CHALLENGE:
Pull out every line containing the string "shure".

══ MATERIAL FOR THE TASK

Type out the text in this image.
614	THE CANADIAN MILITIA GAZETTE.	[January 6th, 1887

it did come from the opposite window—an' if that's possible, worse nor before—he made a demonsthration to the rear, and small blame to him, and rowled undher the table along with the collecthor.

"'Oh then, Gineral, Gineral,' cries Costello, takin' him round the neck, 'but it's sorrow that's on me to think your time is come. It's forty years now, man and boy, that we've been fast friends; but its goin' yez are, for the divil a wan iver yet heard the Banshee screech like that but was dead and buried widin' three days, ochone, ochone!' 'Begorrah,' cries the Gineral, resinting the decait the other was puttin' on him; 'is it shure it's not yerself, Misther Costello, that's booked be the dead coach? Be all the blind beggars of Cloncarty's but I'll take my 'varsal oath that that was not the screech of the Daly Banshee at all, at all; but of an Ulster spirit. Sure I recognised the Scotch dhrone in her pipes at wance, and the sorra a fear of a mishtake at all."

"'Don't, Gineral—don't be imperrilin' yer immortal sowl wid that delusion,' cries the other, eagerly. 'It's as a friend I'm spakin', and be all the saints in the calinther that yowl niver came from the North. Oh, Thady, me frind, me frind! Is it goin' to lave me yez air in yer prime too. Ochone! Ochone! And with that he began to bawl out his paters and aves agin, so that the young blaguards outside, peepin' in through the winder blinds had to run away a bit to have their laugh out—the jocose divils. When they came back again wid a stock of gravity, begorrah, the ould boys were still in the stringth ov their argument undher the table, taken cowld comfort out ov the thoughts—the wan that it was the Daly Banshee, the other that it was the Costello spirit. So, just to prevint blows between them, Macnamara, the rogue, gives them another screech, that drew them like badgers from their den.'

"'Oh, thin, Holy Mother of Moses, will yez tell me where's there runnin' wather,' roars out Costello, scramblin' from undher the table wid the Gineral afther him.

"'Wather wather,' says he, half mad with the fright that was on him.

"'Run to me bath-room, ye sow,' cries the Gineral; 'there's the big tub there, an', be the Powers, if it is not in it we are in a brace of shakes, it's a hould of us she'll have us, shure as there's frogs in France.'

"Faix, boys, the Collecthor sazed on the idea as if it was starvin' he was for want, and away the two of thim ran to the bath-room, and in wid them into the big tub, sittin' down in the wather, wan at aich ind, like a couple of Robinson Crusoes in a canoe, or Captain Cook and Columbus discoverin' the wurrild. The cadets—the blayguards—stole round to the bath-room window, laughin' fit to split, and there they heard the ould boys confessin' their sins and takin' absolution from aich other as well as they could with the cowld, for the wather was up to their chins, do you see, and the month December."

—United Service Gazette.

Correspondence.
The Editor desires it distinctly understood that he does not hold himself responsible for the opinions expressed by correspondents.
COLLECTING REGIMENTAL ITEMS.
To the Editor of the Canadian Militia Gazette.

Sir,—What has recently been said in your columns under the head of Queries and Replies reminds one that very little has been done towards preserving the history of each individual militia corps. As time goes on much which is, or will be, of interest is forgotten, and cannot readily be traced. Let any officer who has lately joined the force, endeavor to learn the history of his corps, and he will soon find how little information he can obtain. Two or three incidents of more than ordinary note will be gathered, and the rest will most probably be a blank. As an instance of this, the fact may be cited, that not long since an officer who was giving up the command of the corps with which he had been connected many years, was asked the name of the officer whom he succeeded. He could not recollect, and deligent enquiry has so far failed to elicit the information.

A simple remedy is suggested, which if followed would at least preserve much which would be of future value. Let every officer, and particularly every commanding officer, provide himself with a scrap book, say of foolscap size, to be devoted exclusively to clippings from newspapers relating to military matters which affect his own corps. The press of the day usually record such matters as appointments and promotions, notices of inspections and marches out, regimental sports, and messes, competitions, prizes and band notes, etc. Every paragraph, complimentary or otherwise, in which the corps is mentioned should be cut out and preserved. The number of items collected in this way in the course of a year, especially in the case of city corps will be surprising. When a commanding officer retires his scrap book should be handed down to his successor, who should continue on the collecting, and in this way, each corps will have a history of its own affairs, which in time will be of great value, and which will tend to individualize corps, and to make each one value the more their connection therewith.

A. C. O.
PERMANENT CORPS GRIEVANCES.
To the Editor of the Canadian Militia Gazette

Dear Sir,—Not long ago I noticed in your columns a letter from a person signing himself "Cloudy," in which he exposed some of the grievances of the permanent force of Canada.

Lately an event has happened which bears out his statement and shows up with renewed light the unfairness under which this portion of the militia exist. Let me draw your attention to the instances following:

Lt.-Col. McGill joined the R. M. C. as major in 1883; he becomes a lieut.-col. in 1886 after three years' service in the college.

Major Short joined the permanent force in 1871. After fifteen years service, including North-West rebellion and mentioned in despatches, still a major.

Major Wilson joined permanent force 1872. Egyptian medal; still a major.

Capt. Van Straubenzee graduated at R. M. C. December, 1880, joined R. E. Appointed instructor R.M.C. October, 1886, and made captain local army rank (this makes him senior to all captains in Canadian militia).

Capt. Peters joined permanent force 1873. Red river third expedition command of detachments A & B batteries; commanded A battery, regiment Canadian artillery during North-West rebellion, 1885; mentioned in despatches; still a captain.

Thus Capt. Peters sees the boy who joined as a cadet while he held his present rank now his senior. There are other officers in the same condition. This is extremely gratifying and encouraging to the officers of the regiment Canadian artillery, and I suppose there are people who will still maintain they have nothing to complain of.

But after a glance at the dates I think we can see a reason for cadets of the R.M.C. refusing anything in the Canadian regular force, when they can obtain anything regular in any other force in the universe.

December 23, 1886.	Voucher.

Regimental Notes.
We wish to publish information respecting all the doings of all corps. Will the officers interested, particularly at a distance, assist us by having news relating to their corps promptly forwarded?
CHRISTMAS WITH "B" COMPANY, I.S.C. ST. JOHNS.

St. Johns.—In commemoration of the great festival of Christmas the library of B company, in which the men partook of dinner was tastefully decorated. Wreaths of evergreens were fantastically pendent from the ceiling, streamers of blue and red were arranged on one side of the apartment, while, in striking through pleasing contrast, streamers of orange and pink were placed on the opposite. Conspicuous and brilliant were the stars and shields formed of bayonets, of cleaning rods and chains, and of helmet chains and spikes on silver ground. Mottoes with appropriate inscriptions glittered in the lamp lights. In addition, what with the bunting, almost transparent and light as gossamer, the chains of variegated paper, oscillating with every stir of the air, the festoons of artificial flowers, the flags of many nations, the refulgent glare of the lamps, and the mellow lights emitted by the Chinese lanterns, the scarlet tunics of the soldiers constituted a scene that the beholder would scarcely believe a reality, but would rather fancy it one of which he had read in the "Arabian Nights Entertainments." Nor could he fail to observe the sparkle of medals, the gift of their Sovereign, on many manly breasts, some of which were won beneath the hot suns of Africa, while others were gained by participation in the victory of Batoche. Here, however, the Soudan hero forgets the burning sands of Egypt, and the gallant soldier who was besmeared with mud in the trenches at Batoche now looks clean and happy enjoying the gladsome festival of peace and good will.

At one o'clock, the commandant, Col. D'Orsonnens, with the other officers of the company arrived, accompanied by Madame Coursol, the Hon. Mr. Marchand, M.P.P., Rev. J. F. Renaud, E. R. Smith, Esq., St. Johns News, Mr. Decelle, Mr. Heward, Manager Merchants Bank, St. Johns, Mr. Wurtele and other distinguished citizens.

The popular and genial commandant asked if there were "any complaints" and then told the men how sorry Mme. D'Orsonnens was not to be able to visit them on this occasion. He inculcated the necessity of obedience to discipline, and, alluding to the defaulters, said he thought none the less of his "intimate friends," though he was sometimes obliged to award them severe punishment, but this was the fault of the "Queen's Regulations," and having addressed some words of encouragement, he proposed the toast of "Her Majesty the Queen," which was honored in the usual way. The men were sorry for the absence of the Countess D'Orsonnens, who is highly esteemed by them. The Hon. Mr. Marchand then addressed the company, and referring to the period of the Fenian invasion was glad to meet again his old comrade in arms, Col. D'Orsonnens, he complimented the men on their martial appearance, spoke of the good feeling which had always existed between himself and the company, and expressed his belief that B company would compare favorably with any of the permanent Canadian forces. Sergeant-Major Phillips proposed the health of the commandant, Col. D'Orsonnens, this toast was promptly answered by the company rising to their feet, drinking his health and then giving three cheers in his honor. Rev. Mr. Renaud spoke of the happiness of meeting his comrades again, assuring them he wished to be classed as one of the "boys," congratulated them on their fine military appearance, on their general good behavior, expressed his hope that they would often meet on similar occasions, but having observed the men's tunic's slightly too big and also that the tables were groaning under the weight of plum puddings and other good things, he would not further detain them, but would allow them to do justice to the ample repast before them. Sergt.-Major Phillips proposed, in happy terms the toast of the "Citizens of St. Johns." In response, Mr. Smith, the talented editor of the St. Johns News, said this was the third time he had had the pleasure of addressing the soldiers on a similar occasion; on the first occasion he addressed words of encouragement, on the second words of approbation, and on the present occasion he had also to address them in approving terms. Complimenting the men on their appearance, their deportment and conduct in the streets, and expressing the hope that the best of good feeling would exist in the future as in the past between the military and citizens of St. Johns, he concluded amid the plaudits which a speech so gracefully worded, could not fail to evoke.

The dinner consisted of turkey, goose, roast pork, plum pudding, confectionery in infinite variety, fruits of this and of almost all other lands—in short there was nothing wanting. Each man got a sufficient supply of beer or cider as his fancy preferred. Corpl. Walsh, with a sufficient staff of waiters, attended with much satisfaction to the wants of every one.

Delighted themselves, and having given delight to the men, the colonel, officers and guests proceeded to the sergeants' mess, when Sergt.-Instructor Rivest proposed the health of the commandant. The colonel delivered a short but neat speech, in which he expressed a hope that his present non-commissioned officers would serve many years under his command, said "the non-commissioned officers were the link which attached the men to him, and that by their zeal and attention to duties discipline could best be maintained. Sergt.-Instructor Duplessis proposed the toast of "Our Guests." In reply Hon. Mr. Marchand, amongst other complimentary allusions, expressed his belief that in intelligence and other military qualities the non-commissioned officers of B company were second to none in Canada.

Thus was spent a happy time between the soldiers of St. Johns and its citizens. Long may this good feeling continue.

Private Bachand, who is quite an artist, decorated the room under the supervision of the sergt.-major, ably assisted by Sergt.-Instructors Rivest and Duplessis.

════

FINAL RESULT:
"'Oh then, Gineral, Gineral,' cries Costello, takin' him round the neck, 'but it's sorrow that's on me to think your time is come. It's forty years now, man and boy, that we've been fast friends; but its goin' yez are, for the divil a wan iver yet heard the Banshee screech like that but was dead and buried widin' three days, ochone, ochone!' 'Begorrah,' cries the Gineral, resinting the decait the other was puttin' on him; 'is it shure it's not yerself, Misther Costello, that's booked be the dead coach? Be all the blind beggars of Cloncarty's but I'll take my 'varsal oath that that was not the screech of the Daly Banshee at all, at all; but of an Ulster spirit. Sure I recognised the Scotch dhrone in her pipes at wance, and the sorra a fear of a mishtake at all."
"'Run to me bath-room, ye sow,' cries the Gineral; 'there's the big tub there, an', be the Powers, if it is not in it we are in a brace of shakes, it's a hould of us she'll have us, shure as there's frogs in France.'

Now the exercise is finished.